* [Stated problem] Your task is to copy every line of the records below that contains "each".

---------------

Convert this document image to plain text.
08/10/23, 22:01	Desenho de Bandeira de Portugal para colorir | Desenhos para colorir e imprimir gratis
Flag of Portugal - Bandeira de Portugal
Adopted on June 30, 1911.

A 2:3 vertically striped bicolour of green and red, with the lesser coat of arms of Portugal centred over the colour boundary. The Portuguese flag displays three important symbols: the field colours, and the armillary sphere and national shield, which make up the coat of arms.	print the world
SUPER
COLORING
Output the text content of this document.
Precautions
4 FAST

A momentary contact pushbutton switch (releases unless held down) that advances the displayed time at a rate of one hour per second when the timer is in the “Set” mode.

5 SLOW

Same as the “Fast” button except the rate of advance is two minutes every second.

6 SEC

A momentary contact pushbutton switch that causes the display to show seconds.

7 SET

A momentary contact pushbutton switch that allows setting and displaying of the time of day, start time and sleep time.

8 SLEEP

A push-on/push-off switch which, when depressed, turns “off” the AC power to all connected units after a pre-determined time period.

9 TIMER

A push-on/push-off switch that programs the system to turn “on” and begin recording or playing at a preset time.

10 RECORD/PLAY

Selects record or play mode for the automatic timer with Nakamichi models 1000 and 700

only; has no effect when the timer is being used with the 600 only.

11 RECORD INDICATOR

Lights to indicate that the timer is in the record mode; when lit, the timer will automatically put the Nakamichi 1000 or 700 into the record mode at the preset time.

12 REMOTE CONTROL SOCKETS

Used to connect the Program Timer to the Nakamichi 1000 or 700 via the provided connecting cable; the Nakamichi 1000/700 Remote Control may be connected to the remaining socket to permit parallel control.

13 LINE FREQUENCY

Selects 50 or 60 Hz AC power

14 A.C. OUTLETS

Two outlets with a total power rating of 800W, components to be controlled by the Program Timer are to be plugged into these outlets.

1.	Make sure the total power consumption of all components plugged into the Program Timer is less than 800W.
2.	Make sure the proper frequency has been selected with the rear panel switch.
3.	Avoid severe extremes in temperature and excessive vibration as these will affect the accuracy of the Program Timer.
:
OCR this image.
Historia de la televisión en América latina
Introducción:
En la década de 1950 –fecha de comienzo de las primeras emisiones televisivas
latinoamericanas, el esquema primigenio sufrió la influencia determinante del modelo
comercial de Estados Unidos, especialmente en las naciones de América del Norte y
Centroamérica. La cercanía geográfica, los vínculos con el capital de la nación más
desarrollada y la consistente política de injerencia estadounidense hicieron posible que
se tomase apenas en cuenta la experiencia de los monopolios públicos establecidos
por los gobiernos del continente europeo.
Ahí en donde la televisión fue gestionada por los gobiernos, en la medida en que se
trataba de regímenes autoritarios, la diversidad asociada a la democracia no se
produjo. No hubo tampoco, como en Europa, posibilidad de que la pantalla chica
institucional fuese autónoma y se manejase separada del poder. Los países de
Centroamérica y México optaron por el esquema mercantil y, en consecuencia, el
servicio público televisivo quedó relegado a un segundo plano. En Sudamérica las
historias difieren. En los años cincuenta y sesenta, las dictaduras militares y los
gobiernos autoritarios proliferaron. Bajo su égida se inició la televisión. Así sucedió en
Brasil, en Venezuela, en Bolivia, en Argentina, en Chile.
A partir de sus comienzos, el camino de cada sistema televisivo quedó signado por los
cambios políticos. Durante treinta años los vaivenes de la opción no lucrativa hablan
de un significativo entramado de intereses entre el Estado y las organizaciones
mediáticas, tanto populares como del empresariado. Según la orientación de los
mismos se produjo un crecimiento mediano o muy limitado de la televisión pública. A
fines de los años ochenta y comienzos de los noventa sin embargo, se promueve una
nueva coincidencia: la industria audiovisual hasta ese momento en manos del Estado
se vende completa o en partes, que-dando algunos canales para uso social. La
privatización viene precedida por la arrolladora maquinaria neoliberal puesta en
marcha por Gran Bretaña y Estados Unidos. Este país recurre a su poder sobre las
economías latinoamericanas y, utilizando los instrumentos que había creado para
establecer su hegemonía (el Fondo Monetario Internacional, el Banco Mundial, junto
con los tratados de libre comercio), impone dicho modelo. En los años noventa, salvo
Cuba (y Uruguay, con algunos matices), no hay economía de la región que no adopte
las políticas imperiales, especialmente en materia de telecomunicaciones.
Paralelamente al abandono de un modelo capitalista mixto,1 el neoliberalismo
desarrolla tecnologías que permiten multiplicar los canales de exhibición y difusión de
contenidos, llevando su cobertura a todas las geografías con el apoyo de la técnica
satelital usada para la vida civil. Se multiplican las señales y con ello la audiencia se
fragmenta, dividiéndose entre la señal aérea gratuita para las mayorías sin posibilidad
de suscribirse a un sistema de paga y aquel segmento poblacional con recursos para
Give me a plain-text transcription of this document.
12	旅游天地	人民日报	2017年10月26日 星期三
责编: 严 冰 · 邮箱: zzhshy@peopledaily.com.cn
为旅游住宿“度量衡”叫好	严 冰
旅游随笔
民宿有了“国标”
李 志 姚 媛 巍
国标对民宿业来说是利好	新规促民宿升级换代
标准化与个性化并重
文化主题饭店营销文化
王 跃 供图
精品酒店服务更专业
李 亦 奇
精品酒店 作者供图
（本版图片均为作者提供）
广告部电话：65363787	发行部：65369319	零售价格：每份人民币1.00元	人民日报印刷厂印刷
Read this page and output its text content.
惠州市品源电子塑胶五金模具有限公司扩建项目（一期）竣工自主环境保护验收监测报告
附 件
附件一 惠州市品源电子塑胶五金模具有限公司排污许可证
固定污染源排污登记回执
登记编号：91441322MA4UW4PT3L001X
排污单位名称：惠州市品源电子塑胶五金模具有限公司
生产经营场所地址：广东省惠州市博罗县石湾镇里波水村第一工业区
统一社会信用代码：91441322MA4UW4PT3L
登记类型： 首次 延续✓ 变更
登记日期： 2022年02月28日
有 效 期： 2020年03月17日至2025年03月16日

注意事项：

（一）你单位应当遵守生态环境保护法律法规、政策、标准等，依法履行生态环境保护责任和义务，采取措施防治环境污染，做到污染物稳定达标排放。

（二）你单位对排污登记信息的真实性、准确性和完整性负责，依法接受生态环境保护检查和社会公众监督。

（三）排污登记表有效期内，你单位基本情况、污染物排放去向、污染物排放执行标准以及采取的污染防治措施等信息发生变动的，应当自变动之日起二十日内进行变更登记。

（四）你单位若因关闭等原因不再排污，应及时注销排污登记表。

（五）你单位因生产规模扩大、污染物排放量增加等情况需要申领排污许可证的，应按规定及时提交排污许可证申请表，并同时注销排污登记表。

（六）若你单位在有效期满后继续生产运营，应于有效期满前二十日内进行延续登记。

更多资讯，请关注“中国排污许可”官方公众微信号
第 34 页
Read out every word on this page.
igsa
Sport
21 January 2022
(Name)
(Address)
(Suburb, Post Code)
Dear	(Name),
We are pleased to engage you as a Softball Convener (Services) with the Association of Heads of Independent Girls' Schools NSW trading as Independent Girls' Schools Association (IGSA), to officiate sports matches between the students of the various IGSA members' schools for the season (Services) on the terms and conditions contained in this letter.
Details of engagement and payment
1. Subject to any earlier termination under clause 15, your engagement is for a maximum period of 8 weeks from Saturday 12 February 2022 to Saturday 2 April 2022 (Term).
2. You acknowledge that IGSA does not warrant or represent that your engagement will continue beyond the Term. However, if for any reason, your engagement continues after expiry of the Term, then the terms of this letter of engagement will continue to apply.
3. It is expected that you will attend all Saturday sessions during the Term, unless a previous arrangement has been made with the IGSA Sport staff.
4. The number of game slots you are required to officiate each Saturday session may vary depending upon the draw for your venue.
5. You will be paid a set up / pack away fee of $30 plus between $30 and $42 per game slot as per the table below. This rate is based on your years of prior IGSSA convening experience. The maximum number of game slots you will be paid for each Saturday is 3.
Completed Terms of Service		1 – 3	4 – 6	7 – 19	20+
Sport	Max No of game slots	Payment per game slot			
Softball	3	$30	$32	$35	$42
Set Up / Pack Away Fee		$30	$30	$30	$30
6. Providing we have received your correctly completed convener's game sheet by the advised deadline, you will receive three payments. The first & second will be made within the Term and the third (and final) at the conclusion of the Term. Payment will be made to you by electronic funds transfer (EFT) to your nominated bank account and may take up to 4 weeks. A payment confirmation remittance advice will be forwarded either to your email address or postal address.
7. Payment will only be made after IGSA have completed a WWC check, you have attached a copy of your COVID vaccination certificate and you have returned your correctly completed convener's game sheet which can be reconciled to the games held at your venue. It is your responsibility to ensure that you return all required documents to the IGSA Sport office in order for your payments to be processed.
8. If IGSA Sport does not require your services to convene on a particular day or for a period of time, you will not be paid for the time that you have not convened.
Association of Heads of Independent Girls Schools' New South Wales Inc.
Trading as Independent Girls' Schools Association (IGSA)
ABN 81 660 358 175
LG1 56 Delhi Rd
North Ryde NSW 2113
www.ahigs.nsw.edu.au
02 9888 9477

---------------

* [Finished exercise]
4. The number of game slots you are required to officiate each Saturday session may vary depending upon the draw for your venue.
5. You will be paid a set up / pack away fee of $30 plus between $30 and $42 per game slot as per the table below. This rate is based on your years of prior IGSSA convening experience. The maximum number of game slots you will be paid for each Saturday is 3.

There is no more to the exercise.